-- Start of Provided entries --

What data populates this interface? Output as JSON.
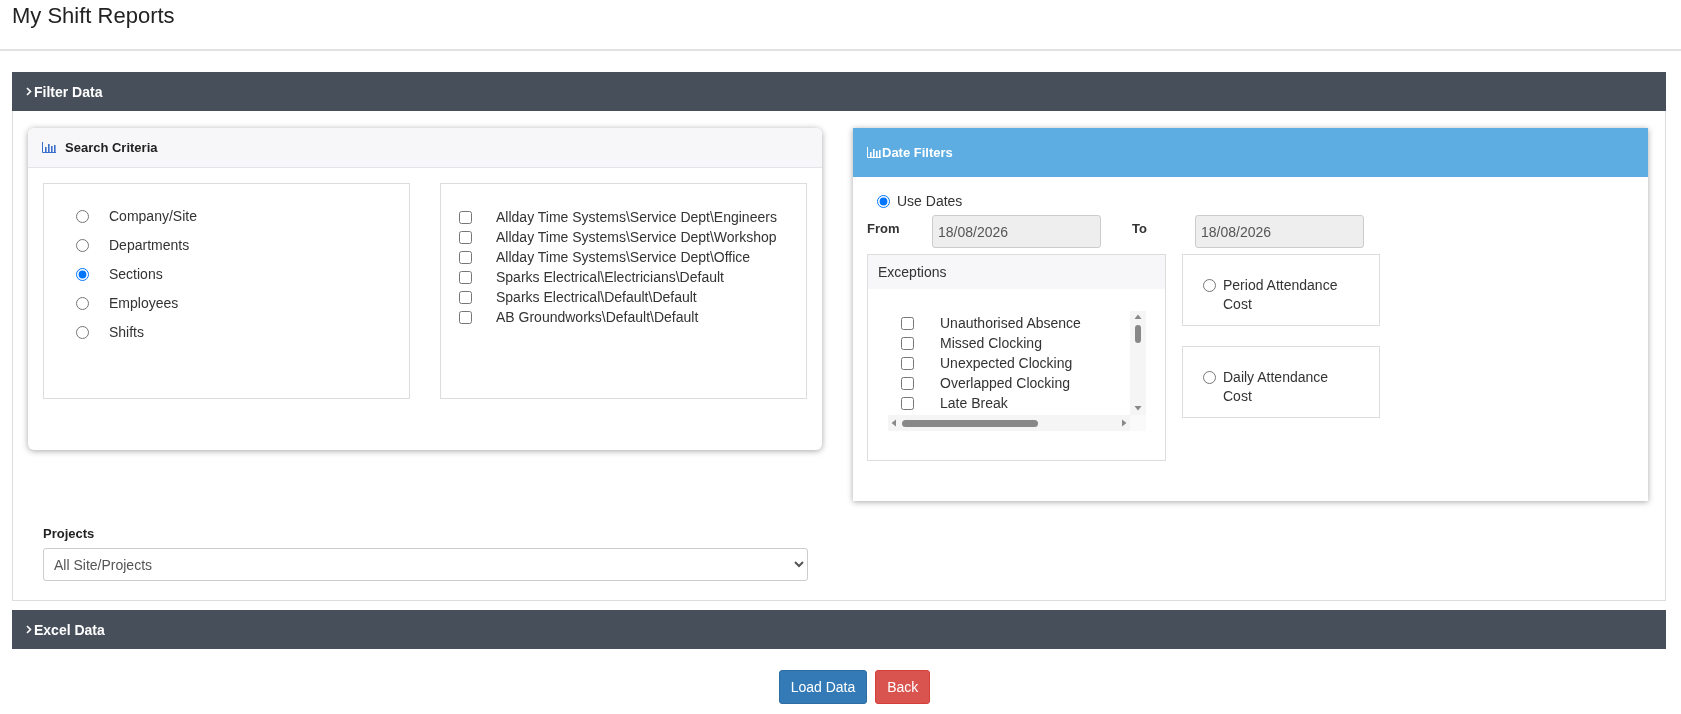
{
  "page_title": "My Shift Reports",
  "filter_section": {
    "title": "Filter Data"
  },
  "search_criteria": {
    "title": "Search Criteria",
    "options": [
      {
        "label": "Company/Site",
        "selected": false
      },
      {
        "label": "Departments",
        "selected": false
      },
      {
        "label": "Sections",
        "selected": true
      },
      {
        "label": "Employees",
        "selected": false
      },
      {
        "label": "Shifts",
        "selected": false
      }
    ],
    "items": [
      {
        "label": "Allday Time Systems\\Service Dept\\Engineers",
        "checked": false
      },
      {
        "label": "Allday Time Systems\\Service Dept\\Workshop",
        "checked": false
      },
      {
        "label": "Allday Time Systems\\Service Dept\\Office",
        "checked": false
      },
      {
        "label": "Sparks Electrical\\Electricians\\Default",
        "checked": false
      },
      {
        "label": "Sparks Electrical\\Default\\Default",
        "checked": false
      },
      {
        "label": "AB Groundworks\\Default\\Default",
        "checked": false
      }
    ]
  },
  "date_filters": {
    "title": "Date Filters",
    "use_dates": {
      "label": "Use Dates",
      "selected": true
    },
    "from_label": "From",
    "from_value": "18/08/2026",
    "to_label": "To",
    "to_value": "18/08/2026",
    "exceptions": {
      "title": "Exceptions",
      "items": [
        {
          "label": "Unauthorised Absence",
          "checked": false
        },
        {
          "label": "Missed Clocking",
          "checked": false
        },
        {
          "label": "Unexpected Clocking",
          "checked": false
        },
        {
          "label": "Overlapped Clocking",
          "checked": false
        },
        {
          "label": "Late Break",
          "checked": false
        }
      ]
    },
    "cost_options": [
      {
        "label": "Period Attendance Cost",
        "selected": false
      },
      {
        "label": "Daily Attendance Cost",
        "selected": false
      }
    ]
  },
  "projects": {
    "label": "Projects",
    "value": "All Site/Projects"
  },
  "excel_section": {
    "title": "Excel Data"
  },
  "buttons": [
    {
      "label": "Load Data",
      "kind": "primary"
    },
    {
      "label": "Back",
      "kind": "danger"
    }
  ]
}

-- End of Provided entries --
-- Start of Provided entries --

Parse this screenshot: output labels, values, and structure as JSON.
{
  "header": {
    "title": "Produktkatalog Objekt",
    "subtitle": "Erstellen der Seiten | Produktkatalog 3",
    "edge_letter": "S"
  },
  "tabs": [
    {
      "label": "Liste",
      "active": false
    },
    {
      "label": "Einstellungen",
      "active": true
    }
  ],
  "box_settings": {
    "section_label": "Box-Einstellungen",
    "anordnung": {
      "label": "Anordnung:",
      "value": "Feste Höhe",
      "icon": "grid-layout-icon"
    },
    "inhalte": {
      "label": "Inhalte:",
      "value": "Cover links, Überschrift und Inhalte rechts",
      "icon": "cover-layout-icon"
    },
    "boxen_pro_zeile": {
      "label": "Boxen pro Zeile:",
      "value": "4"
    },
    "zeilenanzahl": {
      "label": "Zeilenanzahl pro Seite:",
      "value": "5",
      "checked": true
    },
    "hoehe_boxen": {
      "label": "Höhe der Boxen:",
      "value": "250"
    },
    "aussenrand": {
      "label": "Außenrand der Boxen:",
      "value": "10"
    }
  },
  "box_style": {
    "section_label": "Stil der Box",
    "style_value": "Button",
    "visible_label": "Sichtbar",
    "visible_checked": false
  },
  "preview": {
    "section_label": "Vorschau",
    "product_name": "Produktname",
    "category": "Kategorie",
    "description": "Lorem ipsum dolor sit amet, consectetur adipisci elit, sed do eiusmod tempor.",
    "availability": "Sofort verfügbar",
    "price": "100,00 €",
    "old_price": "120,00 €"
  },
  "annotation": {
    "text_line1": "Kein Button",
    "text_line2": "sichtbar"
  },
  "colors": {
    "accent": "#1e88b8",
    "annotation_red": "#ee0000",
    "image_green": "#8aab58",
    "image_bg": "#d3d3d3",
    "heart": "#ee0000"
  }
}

-- End of Provided entries --
-- Start of Provided entries --

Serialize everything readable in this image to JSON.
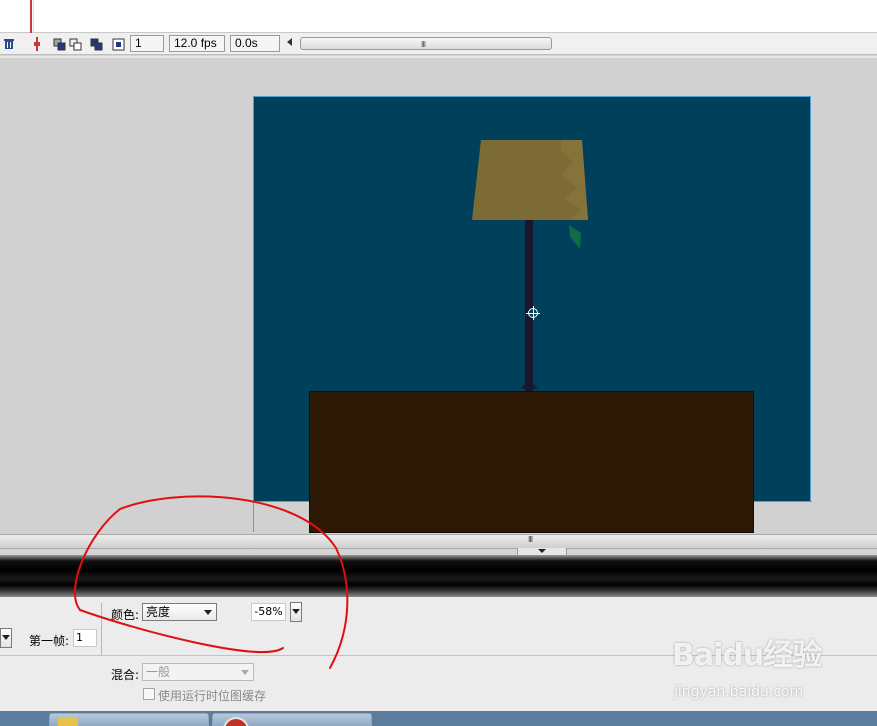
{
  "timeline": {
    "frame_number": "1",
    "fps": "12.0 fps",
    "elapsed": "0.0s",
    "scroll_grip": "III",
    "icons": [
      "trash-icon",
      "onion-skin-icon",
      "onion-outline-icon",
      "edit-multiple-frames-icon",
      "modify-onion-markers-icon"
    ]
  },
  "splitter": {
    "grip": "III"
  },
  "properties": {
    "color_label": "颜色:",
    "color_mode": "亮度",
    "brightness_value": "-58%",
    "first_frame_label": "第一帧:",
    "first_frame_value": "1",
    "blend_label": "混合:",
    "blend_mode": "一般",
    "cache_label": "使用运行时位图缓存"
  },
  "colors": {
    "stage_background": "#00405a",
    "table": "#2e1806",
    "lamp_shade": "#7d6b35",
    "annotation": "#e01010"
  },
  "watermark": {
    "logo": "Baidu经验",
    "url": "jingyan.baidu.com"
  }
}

-- End of Provided entries --

### Short task
Search the material above for "Höhe". Pull out each line where it shows up.

### Exercise answer
      "value": "Feste Höhe",
      "label": "Höhe der Boxen:",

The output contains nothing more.